● Problems and tasks:
a) Repeat the part of the passage on cash requirements that runs between "As a result" and "revolving credit facility.", inclusive.
b) Translate this sentence from the passage on cash requirements into Spanish: "Funding for these requirements may be provided by any combination of our capital resources previously outlined."
c) Carry the passage on cash requirements and the repayment of Great Western's debt forward from its final sentence.

● Reading passage:
Our material short-term and long-term cash requirements consist primarily of capital expenditures, payments of contractual obligations, dividends, share repurchases, income taxes and working capital obligations. If commodity prices increase, our working capital requirements may increase due to higher operating costs and negative settlements on our outstanding commodity derivative contracts. Funding for these requirements may be provided by any combination of our capital resources previously outlined.
As a result of the Great Western Acquisition, we paid $361 million on Great Western’s behalf to pay and discharge Great Western’s 12% senior secured notes due 2025, inclusive of unpaid accrued interest and a premium for early termination. Additionally, we paid $236 million on Great Western’s behalf to pay Great Western’s secured credit facility, inclusive of unpaid accrued interest. The termination of Great Western’s debt was funded through a combination of cash on hand and availability under our revolving credit facility.

● Stored records:
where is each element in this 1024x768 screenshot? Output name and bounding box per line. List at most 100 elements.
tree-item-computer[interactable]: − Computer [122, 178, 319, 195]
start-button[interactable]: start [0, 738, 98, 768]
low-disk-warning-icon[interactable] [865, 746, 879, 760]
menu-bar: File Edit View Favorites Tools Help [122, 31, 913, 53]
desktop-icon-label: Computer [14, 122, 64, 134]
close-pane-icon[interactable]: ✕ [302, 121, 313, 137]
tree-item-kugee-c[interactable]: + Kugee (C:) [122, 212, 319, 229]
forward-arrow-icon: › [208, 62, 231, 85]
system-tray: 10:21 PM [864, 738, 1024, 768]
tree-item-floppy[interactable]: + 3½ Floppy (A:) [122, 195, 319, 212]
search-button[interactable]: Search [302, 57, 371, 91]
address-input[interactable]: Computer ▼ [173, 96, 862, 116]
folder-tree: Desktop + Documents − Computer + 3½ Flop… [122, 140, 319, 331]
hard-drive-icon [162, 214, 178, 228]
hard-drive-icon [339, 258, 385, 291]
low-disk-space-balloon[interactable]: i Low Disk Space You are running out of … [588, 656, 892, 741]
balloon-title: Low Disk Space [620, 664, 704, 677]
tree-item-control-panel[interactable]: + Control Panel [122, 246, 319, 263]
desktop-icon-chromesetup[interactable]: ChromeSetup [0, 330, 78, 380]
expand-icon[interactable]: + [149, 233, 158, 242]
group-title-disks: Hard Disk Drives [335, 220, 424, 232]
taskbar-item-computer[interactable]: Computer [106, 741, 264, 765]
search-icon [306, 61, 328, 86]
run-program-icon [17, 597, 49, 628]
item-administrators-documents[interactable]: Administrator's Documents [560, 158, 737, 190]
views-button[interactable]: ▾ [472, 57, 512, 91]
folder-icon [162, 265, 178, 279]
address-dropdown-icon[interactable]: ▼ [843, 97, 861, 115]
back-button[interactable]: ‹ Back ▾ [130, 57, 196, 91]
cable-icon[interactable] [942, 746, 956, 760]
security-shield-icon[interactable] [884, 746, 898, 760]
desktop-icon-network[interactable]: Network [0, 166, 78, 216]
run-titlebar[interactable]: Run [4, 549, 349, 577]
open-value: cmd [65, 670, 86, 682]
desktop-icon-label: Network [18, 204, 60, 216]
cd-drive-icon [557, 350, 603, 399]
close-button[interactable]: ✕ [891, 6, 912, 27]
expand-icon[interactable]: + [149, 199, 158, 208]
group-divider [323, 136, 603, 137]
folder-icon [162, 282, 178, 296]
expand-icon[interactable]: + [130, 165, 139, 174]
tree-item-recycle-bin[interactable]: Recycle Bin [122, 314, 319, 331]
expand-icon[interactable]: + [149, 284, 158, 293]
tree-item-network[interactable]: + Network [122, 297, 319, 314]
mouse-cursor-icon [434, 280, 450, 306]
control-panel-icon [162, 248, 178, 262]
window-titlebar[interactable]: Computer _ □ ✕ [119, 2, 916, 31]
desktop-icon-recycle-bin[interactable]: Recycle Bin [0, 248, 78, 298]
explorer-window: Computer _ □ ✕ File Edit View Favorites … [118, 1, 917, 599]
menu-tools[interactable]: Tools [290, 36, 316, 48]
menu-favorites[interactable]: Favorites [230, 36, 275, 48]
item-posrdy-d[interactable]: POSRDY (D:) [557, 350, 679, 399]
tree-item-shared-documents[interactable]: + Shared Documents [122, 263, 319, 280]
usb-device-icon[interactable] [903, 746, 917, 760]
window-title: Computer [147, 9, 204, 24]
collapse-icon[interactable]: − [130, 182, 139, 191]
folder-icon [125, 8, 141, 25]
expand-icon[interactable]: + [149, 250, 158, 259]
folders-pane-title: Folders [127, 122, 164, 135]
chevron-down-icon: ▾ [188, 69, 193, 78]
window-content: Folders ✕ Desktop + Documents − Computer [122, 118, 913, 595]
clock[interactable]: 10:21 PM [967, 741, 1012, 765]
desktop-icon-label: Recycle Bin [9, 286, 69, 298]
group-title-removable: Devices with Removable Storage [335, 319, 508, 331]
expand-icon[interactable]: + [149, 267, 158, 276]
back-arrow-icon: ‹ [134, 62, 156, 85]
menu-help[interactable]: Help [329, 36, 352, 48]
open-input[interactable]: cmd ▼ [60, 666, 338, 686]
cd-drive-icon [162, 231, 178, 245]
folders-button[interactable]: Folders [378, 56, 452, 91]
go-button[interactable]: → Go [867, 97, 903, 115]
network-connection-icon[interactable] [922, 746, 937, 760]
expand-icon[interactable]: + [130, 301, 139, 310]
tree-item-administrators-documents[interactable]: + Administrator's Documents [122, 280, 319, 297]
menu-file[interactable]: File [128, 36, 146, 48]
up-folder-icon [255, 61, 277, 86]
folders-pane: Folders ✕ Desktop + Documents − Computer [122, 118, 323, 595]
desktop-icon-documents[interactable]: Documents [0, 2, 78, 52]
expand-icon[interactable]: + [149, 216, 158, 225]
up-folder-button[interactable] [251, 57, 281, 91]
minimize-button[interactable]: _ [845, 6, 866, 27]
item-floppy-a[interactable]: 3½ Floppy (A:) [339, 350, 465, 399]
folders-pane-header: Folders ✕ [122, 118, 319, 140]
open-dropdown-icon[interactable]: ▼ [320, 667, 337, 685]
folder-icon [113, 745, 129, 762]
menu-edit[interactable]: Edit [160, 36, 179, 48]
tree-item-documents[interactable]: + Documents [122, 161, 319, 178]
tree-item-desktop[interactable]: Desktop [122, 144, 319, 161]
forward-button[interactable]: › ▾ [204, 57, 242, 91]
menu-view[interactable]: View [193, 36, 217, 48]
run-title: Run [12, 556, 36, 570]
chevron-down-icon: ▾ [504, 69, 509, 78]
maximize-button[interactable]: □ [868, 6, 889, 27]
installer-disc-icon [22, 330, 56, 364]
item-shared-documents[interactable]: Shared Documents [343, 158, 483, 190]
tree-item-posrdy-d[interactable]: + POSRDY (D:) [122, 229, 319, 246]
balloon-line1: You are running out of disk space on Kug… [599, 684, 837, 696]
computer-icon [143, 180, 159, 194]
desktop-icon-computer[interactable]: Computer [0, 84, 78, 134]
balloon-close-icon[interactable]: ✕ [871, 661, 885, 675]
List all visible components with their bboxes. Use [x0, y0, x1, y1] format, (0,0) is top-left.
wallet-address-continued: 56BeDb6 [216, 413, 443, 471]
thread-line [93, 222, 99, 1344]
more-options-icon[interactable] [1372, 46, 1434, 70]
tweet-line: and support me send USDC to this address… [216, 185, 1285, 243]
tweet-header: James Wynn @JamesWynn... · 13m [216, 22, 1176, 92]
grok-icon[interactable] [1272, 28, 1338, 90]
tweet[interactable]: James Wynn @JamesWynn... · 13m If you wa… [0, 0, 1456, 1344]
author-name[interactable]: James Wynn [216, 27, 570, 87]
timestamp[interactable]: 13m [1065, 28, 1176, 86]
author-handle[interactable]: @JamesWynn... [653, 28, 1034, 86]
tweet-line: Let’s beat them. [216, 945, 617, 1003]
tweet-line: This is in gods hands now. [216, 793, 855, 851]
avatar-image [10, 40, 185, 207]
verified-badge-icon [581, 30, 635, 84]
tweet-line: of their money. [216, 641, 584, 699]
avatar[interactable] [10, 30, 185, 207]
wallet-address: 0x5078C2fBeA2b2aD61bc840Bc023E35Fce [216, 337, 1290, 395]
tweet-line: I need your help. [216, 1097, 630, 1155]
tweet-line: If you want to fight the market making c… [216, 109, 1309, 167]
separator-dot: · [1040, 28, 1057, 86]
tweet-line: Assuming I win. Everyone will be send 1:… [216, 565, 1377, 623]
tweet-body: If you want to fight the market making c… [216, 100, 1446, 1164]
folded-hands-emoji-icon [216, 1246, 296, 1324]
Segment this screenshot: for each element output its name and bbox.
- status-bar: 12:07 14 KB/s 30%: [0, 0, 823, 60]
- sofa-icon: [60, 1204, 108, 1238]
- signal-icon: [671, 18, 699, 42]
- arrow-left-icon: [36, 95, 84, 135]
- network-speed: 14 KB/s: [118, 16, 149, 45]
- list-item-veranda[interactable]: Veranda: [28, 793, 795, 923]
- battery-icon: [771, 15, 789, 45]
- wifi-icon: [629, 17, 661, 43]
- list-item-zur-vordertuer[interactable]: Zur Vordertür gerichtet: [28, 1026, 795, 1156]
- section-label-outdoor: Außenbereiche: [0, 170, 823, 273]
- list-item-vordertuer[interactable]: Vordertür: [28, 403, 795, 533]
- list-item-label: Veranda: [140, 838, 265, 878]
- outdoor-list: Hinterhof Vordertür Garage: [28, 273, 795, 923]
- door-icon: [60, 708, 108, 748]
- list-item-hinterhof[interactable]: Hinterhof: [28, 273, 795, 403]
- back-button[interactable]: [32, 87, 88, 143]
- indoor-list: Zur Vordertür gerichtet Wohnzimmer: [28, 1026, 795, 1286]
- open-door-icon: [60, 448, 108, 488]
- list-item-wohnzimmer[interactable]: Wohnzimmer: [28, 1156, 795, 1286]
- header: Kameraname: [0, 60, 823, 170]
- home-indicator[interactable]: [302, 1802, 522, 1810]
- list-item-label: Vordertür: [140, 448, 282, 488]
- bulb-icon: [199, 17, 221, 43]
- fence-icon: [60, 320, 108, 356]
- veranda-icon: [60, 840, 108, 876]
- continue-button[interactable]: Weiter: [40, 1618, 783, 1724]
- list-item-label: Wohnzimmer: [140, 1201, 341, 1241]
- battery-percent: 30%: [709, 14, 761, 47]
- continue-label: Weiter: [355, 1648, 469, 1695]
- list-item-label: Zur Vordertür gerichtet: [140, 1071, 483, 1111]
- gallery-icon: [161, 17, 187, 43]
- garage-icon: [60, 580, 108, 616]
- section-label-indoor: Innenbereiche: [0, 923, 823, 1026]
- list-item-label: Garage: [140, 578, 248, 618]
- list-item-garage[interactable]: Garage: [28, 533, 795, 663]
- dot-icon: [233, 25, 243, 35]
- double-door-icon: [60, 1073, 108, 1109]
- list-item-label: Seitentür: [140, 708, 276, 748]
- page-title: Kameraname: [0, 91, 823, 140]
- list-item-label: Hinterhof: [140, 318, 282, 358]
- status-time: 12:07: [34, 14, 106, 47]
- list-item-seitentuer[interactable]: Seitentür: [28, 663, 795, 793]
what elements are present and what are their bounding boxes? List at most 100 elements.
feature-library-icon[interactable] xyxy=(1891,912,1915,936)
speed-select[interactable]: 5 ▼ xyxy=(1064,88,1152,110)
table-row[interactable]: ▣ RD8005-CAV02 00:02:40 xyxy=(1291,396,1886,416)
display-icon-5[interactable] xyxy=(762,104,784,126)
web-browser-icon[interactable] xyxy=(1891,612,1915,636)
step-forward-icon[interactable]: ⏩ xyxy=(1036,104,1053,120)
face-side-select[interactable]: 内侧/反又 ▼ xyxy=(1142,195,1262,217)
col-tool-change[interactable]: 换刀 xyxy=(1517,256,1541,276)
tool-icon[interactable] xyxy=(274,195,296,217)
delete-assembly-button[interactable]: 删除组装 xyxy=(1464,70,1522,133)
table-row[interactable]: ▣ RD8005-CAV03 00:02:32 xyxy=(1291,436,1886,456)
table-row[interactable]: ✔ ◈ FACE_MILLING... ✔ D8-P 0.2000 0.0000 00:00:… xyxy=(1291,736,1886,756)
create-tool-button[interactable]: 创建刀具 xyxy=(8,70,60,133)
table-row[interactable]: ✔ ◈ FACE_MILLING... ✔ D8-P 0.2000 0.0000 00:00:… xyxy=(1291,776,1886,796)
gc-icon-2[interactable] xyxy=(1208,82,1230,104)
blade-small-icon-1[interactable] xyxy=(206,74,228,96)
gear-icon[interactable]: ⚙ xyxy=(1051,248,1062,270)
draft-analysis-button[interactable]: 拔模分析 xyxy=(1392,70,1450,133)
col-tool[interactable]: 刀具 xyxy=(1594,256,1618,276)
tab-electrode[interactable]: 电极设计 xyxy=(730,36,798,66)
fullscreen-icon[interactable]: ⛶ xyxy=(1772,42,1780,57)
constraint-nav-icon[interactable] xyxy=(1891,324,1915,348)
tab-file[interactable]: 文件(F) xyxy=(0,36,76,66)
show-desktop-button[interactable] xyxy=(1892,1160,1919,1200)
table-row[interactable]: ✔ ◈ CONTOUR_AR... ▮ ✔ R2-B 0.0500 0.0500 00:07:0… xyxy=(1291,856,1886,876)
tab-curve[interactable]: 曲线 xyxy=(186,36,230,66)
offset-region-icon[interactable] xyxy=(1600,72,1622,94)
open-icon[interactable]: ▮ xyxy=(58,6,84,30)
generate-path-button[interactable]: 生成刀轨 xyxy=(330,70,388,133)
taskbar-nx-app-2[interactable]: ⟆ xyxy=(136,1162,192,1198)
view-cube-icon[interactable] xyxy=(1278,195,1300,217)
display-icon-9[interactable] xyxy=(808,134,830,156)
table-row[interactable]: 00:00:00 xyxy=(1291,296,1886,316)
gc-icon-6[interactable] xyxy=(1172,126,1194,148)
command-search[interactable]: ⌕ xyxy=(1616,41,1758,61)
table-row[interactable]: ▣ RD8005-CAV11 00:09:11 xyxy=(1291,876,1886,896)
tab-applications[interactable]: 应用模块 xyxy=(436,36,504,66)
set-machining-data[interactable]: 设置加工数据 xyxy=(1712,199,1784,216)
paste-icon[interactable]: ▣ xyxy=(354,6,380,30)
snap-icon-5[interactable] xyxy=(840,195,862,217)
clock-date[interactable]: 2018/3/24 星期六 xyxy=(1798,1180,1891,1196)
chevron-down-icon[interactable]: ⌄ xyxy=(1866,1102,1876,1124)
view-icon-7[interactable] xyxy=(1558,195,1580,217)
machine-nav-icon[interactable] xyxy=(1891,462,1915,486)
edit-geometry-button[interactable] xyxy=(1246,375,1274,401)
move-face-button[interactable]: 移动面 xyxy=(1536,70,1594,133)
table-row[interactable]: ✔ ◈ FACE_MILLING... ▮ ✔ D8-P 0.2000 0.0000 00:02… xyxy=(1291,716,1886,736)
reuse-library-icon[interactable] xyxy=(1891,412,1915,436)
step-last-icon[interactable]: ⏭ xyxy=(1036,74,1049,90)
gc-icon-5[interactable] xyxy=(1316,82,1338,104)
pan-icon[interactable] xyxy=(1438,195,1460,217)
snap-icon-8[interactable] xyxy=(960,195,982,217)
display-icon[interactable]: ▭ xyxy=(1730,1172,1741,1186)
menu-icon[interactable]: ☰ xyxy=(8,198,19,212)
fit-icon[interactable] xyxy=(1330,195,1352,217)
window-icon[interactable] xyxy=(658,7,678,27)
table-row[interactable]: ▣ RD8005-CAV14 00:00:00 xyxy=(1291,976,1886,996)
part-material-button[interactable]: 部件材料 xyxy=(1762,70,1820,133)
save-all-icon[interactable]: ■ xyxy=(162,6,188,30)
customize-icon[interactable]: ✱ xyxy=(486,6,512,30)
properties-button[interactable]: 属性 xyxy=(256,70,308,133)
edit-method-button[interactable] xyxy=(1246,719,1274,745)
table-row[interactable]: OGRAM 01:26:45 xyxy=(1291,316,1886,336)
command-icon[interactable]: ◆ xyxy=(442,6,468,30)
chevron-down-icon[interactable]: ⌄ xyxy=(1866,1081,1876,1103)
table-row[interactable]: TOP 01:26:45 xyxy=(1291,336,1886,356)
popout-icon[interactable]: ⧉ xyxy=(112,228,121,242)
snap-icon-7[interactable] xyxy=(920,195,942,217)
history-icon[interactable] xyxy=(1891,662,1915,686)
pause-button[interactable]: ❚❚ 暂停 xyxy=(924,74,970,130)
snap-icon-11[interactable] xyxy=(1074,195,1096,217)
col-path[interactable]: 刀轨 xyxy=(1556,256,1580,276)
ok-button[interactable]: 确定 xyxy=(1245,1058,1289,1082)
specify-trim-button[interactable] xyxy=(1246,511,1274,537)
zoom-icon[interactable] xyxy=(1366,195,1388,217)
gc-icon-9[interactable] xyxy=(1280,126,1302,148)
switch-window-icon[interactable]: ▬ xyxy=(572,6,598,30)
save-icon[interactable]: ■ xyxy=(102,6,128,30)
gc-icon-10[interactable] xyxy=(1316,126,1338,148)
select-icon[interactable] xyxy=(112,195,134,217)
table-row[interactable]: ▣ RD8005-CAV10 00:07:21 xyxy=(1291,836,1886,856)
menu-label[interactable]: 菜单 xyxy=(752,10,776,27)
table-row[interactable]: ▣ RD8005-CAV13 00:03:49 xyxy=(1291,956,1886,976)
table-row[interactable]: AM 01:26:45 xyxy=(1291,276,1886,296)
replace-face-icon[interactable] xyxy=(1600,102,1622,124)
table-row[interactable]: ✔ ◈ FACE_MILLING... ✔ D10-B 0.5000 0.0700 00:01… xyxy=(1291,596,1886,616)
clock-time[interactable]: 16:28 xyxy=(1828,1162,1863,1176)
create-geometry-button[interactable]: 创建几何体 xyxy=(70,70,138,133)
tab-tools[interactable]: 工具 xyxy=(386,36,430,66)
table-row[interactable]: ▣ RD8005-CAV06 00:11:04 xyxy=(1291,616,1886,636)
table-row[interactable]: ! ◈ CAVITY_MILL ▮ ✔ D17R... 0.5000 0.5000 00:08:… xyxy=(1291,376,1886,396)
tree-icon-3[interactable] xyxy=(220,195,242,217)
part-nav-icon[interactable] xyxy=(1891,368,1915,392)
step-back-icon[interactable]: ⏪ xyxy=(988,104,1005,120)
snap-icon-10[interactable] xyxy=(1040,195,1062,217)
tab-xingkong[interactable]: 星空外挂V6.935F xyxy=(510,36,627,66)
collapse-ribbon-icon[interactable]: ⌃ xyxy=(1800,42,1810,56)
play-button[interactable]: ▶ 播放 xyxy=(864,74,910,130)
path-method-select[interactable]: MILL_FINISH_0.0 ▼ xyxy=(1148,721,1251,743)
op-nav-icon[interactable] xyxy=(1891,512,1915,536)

● Answers to the exercises:
a)
As a result of the Great Western Acquisition, we paid $361 million on Great Western’s behalf to pay and discharge Great Western’s 12% senior secured notes due 2025, inclusive of unpaid accrued interest and a premium for early termination. Additionally, we paid $236 million on Great Western’s behalf to pay Great Western’s secured credit facility, inclusive of unpaid accrued interest. The termination of Great Western’s debt was funded through a combination of cash on hand and availability under our revolving credit facility.

b) El financiamiento de estos requerimientos podrá provenir de cualquier combinación de nuestros recursos de capital descritos anteriormente.

c)
Based on our current production forecast for 2023, we expect 2023 cash flows from operations to exceed our capital investments in crude oil and natural gas properties. In addition, based on our expected cash flows from operations, our cash and cash equivalents and availability under our revolving credit facility, we believe that we will have sufficient capital available to fund our planned activities through the 12-month period following the filing of this report. We also believe that we will have sufficient expected cash flows from operations to allow us to execute our capital return plan. Future repurchases of common stock or dividend payments will be subject to approval by our board of directors and will depend on our level of earnings, financial requirements, and other factors considered relevant by our board.
Our material long-term cash requirements relate to debt obligations and interest payments, commodity derivative contract liabilities, production taxes, operating and finance leases, asset retirement obligations and firm transportation and processing agreements included in Item 8. Financial Statements and Supplementary Data to our consolidated financial statements included elsewhere in this report.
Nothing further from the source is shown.